(Request): Wherever a line holds the word "如果没有", copy that line out.

(Material provided):
# # # # # # #
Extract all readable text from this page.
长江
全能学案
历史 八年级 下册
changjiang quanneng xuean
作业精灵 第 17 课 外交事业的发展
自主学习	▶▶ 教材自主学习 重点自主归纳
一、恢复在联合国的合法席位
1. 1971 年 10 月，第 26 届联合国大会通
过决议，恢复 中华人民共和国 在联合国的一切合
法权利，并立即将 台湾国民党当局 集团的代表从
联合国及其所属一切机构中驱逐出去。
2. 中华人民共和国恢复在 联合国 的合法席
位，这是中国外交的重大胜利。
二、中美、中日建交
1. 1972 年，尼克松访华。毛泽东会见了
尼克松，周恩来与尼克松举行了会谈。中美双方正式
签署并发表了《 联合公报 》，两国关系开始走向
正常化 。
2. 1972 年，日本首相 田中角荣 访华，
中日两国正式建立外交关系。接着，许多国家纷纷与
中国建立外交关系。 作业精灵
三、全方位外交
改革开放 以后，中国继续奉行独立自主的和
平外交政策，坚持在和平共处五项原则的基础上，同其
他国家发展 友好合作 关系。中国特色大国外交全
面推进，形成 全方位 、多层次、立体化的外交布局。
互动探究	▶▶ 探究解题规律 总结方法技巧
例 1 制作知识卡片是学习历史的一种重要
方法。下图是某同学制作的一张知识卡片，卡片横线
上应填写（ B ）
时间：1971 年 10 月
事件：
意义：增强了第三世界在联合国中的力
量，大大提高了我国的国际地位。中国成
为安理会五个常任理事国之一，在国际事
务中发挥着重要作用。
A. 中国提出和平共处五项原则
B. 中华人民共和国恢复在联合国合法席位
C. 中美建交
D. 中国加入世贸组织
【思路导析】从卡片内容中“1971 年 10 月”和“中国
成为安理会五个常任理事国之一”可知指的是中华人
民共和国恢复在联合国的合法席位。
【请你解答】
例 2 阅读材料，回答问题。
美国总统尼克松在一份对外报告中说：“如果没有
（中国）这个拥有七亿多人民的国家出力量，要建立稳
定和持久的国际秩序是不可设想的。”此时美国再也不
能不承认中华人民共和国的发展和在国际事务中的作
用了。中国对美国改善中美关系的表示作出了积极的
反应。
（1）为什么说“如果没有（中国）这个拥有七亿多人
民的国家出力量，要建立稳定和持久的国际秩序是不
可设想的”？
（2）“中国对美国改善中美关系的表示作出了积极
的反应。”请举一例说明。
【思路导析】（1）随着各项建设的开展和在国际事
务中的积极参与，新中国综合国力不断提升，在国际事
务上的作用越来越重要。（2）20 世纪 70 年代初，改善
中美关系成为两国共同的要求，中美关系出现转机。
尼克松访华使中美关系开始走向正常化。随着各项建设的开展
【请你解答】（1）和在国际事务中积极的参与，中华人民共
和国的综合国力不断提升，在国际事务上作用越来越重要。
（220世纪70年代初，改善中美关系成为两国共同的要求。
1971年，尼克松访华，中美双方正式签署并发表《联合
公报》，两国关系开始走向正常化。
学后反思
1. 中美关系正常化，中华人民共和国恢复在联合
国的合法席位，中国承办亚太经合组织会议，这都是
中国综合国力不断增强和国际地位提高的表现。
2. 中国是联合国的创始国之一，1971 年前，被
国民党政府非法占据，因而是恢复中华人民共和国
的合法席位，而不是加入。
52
# # # # # # #
(Answer to this exercise):
美国总统尼克松在一份对外报告中说：“如果没有
（1）为什么说“如果没有（中国）这个拥有七亿多人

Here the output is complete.